TASK GOAL |
Pictures stay out; everything else in the records below is copied exactly.

MATERIAL FOR THIS EXERCISE |

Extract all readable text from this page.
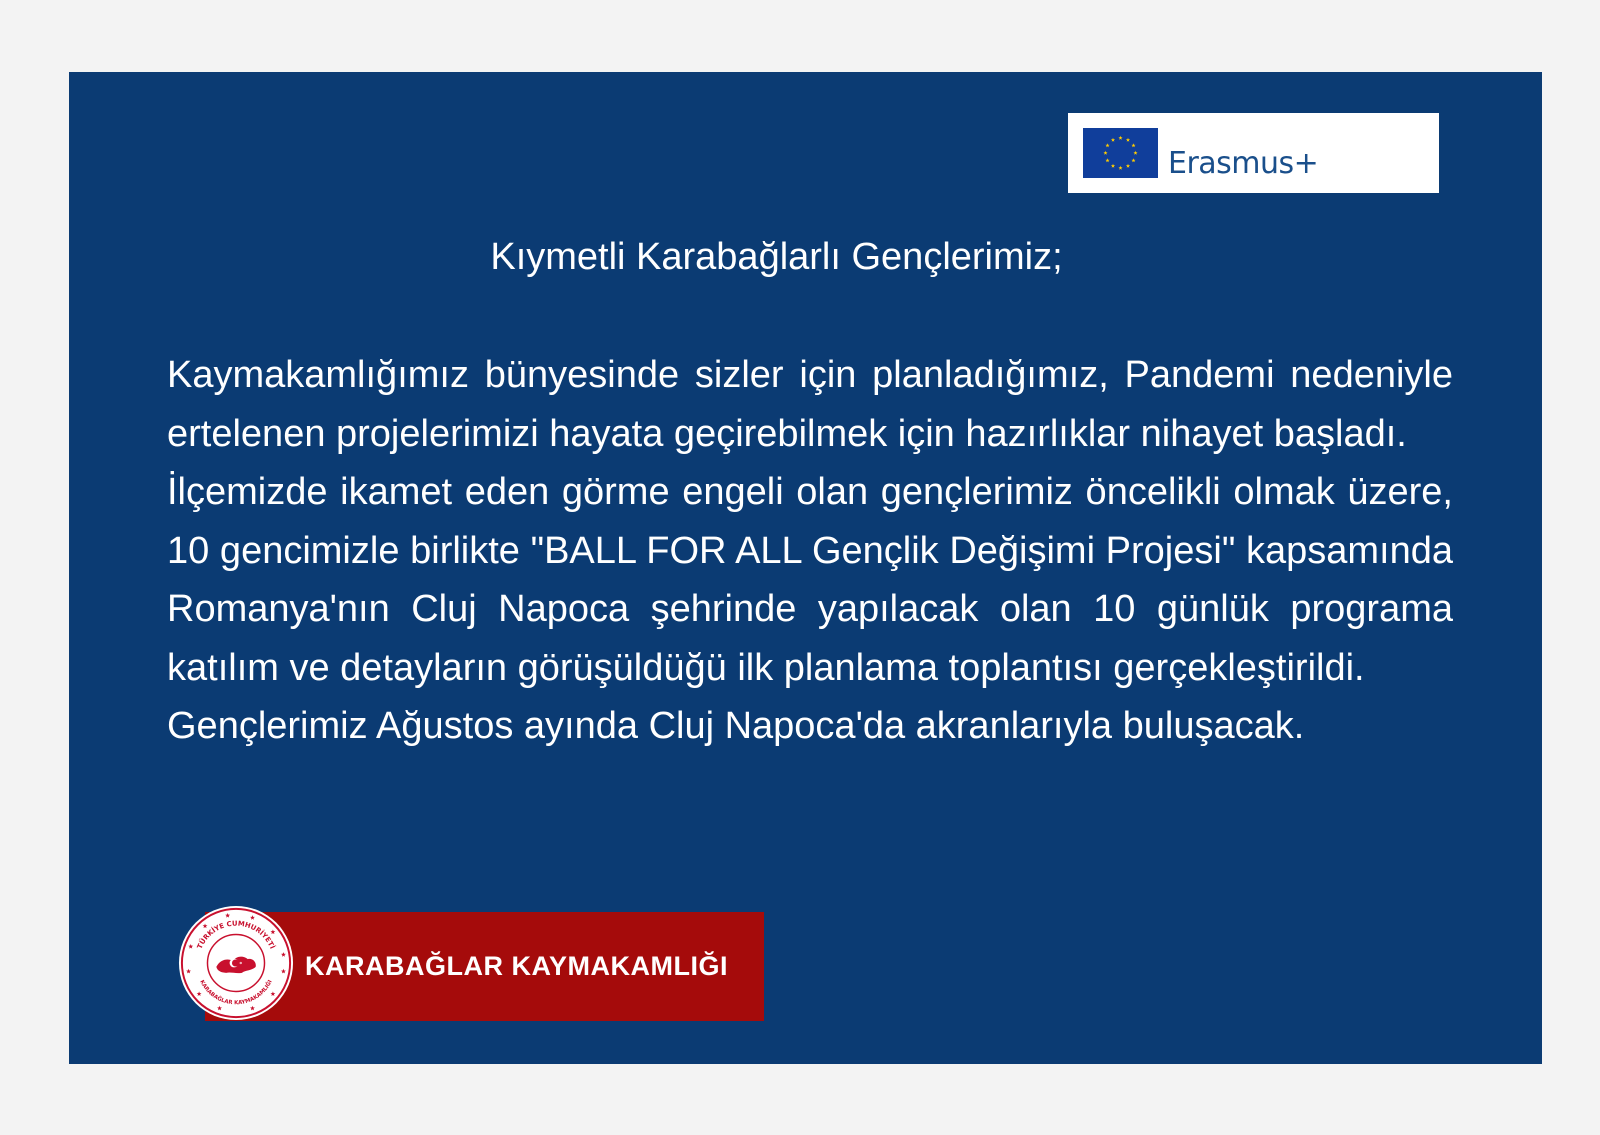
Erasmus+
Kıymetli Karabağlarlı Gençlerimiz;

Kaymakamlığımız bünyesinde sizler için planladığımız, Pandemi nedeniyle ertelenen projelerimizi hayata geçirebilmek için hazırlıklar nihayet başladı.

İlçemizde ikamet eden görme engeli olan gençlerimiz öncelikli olmak üzere, 10 gencimizle birlikte "BALL FOR ALL Gençlik Değişimi Projesi" kapsamında Romanya'nın Cluj Napoca şehrinde yapılacak olan 10 günlük programa katılım ve detayların görüşüldüğü ilk planlama toplantısı gerçekleştirildi.

Gençlerimiz Ağustos ayında Cluj Napoca'da akranlarıyla buluşacak.

KARABAĞLAR KAYMAKAMLIĞI
TÜRKİYE CUMHURİYETİ
KARABAĞLAR KAYMAKAMLIĞI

RESULT OF THE TASK |
Extract all readable text from this page.
Erasmus+
Kıymetli Karabağlarlı Gençlerimiz;

Kaymakamlığımız bünyesinde sizler için planladığımız, Pandemi nedeniyle ertelenen projelerimizi hayata geçirebilmek için hazırlıklar nihayet başladı.

İlçemizde ikamet eden görme engeli olan gençlerimiz öncelikli olmak üzere, 10 gencimizle birlikte "BALL FOR ALL Gençlik Değişimi Projesi" kapsamında Romanya'nın Cluj Napoca şehrinde yapılacak olan 10 günlük programa katılım ve detayların görüşüldüğü ilk planlama toplantısı gerçekleştirildi.

Gençlerimiz Ağustos ayında Cluj Napoca'da akranlarıyla buluşacak.

KARABAĞLAR KAYMAKAMLIĞI
TÜRKİYE CUMHURİYETİ
KARABAĞLAR KAYMAKAMLIĞI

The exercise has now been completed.